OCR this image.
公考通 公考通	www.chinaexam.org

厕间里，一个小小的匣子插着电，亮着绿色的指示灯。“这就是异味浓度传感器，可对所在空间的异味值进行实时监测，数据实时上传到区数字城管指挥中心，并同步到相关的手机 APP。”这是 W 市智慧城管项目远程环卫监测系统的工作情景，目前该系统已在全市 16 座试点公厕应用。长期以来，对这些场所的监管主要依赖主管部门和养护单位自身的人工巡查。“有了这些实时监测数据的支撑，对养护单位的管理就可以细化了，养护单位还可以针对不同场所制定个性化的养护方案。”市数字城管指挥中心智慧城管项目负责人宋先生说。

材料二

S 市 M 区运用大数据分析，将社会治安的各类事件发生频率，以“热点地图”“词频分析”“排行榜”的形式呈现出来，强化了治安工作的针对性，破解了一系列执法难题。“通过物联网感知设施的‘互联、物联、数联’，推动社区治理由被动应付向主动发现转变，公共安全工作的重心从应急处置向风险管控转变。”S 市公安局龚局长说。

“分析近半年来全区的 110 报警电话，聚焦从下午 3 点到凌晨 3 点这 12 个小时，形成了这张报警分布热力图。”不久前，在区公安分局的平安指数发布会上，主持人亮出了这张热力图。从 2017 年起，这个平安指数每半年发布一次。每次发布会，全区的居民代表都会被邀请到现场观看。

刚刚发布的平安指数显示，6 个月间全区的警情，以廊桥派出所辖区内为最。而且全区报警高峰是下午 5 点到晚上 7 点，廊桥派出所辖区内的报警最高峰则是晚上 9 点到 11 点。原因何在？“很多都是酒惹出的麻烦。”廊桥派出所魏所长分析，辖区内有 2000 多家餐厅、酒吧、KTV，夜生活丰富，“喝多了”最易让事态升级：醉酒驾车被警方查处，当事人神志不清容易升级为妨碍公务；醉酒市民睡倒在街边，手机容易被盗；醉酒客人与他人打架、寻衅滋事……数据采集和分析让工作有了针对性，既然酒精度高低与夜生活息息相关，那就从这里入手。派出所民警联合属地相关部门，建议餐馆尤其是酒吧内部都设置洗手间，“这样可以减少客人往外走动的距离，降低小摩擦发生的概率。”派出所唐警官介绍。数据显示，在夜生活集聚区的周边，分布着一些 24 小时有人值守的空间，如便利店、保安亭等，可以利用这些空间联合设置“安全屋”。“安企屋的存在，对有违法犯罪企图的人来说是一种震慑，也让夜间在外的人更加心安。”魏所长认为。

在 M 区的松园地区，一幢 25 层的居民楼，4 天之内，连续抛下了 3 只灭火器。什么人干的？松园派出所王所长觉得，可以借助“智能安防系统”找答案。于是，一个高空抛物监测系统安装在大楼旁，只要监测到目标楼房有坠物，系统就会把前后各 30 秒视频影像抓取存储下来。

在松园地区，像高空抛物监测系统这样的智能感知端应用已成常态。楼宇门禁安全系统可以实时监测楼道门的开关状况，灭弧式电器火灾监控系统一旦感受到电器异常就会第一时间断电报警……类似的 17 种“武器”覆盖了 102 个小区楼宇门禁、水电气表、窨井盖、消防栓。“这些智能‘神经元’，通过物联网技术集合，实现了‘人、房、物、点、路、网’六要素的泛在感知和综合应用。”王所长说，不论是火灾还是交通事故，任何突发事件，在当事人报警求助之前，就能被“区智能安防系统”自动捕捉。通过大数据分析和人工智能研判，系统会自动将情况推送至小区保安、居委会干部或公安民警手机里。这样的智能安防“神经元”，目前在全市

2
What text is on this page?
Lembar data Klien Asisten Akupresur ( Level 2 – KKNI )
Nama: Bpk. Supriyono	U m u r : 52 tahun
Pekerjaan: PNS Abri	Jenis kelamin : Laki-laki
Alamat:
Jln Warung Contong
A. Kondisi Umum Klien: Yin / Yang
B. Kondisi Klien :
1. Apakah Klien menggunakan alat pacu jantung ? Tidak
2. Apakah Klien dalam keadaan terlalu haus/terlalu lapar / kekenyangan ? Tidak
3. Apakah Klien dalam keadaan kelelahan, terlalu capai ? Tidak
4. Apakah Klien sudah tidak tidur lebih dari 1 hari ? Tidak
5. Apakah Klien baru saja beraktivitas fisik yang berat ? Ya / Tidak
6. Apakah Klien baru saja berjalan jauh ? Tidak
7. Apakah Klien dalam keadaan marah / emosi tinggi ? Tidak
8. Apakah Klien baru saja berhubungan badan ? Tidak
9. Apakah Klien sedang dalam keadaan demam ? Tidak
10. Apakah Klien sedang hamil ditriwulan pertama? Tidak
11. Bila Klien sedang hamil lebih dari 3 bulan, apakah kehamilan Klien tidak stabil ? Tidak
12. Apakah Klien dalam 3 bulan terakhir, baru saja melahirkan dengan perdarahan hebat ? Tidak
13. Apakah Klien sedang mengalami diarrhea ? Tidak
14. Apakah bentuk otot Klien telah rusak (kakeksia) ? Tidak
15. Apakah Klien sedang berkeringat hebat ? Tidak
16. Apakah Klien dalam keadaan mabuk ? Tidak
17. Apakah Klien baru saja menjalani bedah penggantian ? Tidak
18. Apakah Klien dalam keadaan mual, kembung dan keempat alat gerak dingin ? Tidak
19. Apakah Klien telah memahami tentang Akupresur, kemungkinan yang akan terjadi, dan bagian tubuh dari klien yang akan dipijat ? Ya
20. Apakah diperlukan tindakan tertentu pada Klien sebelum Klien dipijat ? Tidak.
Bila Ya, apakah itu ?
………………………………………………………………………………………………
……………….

What to produce:
All of the entries must be quoted exactly; please include each one.

Exercise answer:
OCR this image.
公考通 公考通	www.chinaexam.org

厕间里，一个小小的匣子插着电，亮着绿色的指示灯。“这就是异味浓度传感器，可对所在空间的异味值进行实时监测，数据实时上传到区数字城管指挥中心，并同步到相关的手机 APP。”这是 W 市智慧城管项目远程环卫监测系统的工作情景，目前该系统已在全市 16 座试点公厕应用。长期以来，对这些场所的监管主要依赖主管部门和养护单位自身的人工巡查。“有了这些实时监测数据的支撑，对养护单位的管理就可以细化了，养护单位还可以针对不同场所制定个性化的养护方案。”市数字城管指挥中心智慧城管项目负责人宋先生说。

材料二

S 市 M 区运用大数据分析，将社会治安的各类事件发生频率，以“热点地图”“词频分析”“排行榜”的形式呈现出来，强化了治安工作的针对性，破解了一系列执法难题。“通过物联网感知设施的‘互联、物联、数联’，推动社区治理由被动应付向主动发现转变，公共安全工作的重心从应急处置向风险管控转变。”S 市公安局龚局长说。

“分析近半年来全区的 110 报警电话，聚焦从下午 3 点到凌晨 3 点这 12 个小时，形成了这张报警分布热力图。”不久前，在区公安分局的平安指数发布会上，主持人亮出了这张热力图。从 2017 年起，这个平安指数每半年发布一次。每次发布会，全区的居民代表都会被邀请到现场观看。

刚刚发布的平安指数显示，6 个月间全区的警情，以廊桥派出所辖区内为最。而且全区报警高峰是下午 5 点到晚上 7 点，廊桥派出所辖区内的报警最高峰则是晚上 9 点到 11 点。原因何在？“很多都是酒惹出的麻烦。”廊桥派出所魏所长分析，辖区内有 2000 多家餐厅、酒吧、KTV，夜生活丰富，“喝多了”最易让事态升级：醉酒驾车被警方查处，当事人神志不清容易升级为妨碍公务；醉酒市民睡倒在街边，手机容易被盗；醉酒客人与他人打架、寻衅滋事……数据采集和分析让工作有了针对性，既然酒精度高低与夜生活息息相关，那就从这里入手。派出所民警联合属地相关部门，建议餐馆尤其是酒吧内部都设置洗手间，“这样可以减少客人往外走动的距离，降低小摩擦发生的概率。”派出所唐警官介绍。数据显示，在夜生活集聚区的周边，分布着一些 24 小时有人值守的空间，如便利店、保安亭等，可以利用这些空间联合设置“安全屋”。“安企屋的存在，对有违法犯罪企图的人来说是一种震慑，也让夜间在外的人更加心安。”魏所长认为。

在 M 区的松园地区，一幢 25 层的居民楼，4 天之内，连续抛下了 3 只灭火器。什么人干的？松园派出所王所长觉得，可以借助“智能安防系统”找答案。于是，一个高空抛物监测系统安装在大楼旁，只要监测到目标楼房有坠物，系统就会把前后各 30 秒视频影像抓取存储下来。

在松园地区，像高空抛物监测系统这样的智能感知端应用已成常态。楼宇门禁安全系统可以实时监测楼道门的开关状况，灭弧式电器火灾监控系统一旦感受到电器异常就会第一时间断电报警……类似的 17 种“武器”覆盖了 102 个小区楼宇门禁、水电气表、窨井盖、消防栓。“这些智能‘神经元’，通过物联网技术集合，实现了‘人、房、物、点、路、网’六要素的泛在感知和综合应用。”王所长说，不论是火灾还是交通事故，任何突发事件，在当事人报警求助之前，就能被“区智能安防系统”自动捕捉。通过大数据分析和人工智能研判，系统会自动将情况推送至小区保安、居委会干部或公安民警手机里。这样的智能安防“神经元”，目前在全市

2
What text is on this page?
Lembar data Klien Asisten Akupresur ( Level 2 – KKNI )
Nama: Bpk. Supriyono	U m u r : 52 tahun
Pekerjaan: PNS Abri	Jenis kelamin : Laki-laki
Alamat:
Jln Warung Contong
A. Kondisi Umum Klien: Yin / Yang
B. Kondisi Klien :
1. Apakah Klien menggunakan alat pacu jantung ? Tidak
2. Apakah Klien dalam keadaan terlalu haus/terlalu lapar / kekenyangan ? Tidak
3. Apakah Klien dalam keadaan kelelahan, terlalu capai ? Tidak
4. Apakah Klien sudah tidak tidur lebih dari 1 hari ? Tidak
5. Apakah Klien baru saja beraktivitas fisik yang berat ? Ya / Tidak
6. Apakah Klien baru saja berjalan jauh ? Tidak
7. Apakah Klien dalam keadaan marah / emosi tinggi ? Tidak
8. Apakah Klien baru saja berhubungan badan ? Tidak
9. Apakah Klien sedang dalam keadaan demam ? Tidak
10. Apakah Klien sedang hamil ditriwulan pertama? Tidak
11. Bila Klien sedang hamil lebih dari 3 bulan, apakah kehamilan Klien tidak stabil ? Tidak
12. Apakah Klien dalam 3 bulan terakhir, baru saja melahirkan dengan perdarahan hebat ? Tidak
13. Apakah Klien sedang mengalami diarrhea ? Tidak
14. Apakah bentuk otot Klien telah rusak (kakeksia) ? Tidak
15. Apakah Klien sedang berkeringat hebat ? Tidak
16. Apakah Klien dalam keadaan mabuk ? Tidak
17. Apakah Klien baru saja menjalani bedah penggantian ? Tidak
18. Apakah Klien dalam keadaan mual, kembung dan keempat alat gerak dingin ? Tidak
19. Apakah Klien telah memahami tentang Akupresur, kemungkinan yang akan terjadi, dan bagian tubuh dari klien yang akan dipijat ? Ya
20. Apakah diperlukan tindakan tertentu pada Klien sebelum Klien dipijat ? Tidak.
Bila Ya, apakah itu ?
………………………………………………………………………………………………
……………….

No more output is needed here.